Records:
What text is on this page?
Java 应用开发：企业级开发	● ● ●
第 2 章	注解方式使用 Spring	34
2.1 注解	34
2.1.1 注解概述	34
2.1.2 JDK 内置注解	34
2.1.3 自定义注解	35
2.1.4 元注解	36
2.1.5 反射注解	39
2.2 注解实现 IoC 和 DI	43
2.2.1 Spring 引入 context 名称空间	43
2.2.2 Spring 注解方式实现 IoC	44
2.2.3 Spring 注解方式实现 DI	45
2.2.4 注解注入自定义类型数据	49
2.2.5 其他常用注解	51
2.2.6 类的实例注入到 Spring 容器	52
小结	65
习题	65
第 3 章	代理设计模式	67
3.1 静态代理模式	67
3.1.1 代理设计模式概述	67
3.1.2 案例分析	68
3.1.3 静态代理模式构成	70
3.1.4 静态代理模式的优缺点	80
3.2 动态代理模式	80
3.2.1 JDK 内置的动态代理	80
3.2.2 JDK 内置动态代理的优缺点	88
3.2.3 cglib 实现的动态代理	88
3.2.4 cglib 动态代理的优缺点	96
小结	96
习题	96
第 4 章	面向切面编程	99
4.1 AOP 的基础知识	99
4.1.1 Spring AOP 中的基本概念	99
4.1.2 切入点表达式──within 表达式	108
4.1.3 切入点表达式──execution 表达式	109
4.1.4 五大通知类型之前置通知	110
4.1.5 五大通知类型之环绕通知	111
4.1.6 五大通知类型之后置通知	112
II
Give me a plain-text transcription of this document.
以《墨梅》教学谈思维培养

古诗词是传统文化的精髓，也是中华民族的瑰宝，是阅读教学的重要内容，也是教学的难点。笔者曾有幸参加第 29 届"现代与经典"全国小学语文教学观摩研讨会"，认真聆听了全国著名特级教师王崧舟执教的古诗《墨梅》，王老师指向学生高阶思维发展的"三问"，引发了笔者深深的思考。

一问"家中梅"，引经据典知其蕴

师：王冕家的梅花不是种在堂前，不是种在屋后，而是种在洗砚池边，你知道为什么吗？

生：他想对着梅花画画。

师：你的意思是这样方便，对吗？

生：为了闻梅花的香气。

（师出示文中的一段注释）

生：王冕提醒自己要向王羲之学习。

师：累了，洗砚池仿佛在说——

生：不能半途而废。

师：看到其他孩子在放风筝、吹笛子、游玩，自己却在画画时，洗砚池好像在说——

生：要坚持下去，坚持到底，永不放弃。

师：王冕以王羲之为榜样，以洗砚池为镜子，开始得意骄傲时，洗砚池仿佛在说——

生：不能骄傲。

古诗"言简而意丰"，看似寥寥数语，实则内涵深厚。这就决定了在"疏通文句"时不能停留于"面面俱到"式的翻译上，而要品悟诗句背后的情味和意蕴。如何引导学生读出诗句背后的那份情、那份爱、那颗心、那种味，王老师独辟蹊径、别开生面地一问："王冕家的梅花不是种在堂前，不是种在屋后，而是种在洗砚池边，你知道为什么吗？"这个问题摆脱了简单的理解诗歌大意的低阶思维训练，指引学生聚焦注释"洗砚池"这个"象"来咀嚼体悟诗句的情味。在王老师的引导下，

Exercise goal:
Nothing should be left out: return all of the records exactly.

Solution:
What text is on this page?
Java 应用开发：企业级开发	● ● ●
第 2 章	注解方式使用 Spring	34
2.1 注解	34
2.1.1 注解概述	34
2.1.2 JDK 内置注解	34
2.1.3 自定义注解	35
2.1.4 元注解	36
2.1.5 反射注解	39
2.2 注解实现 IoC 和 DI	43
2.2.1 Spring 引入 context 名称空间	43
2.2.2 Spring 注解方式实现 IoC	44
2.2.3 Spring 注解方式实现 DI	45
2.2.4 注解注入自定义类型数据	49
2.2.5 其他常用注解	51
2.2.6 类的实例注入到 Spring 容器	52
小结	65
习题	65
第 3 章	代理设计模式	67
3.1 静态代理模式	67
3.1.1 代理设计模式概述	67
3.1.2 案例分析	68
3.1.3 静态代理模式构成	70
3.1.4 静态代理模式的优缺点	80
3.2 动态代理模式	80
3.2.1 JDK 内置的动态代理	80
3.2.2 JDK 内置动态代理的优缺点	88
3.2.3 cglib 实现的动态代理	88
3.2.4 cglib 动态代理的优缺点	96
小结	96
习题	96
第 4 章	面向切面编程	99
4.1 AOP 的基础知识	99
4.1.1 Spring AOP 中的基本概念	99
4.1.2 切入点表达式──within 表达式	108
4.1.3 切入点表达式──execution 表达式	109
4.1.4 五大通知类型之前置通知	110
4.1.5 五大通知类型之环绕通知	111
4.1.6 五大通知类型之后置通知	112
II
Give me a plain-text transcription of this document.
以《墨梅》教学谈思维培养

古诗词是传统文化的精髓，也是中华民族的瑰宝，是阅读教学的重要内容，也是教学的难点。笔者曾有幸参加第 29 届"现代与经典"全国小学语文教学观摩研讨会"，认真聆听了全国著名特级教师王崧舟执教的古诗《墨梅》，王老师指向学生高阶思维发展的"三问"，引发了笔者深深的思考。

一问"家中梅"，引经据典知其蕴

师：王冕家的梅花不是种在堂前，不是种在屋后，而是种在洗砚池边，你知道为什么吗？

生：他想对着梅花画画。

师：你的意思是这样方便，对吗？

生：为了闻梅花的香气。

（师出示文中的一段注释）

生：王冕提醒自己要向王羲之学习。

师：累了，洗砚池仿佛在说——

生：不能半途而废。

师：看到其他孩子在放风筝、吹笛子、游玩，自己却在画画时，洗砚池好像在说——

生：要坚持下去，坚持到底，永不放弃。

师：王冕以王羲之为榜样，以洗砚池为镜子，开始得意骄傲时，洗砚池仿佛在说——

生：不能骄傲。

古诗"言简而意丰"，看似寥寥数语，实则内涵深厚。这就决定了在"疏通文句"时不能停留于"面面俱到"式的翻译上，而要品悟诗句背后的情味和意蕴。如何引导学生读出诗句背后的那份情、那份爱、那颗心、那种味，王老师独辟蹊径、别开生面地一问："王冕家的梅花不是种在堂前，不是种在屋后，而是种在洗砚池边，你知道为什么吗？"这个问题摆脱了简单的理解诗歌大意的低阶思维训练，指引学生聚焦注释"洗砚池"这个"象"来咀嚼体悟诗句的情味。在王老师的引导下，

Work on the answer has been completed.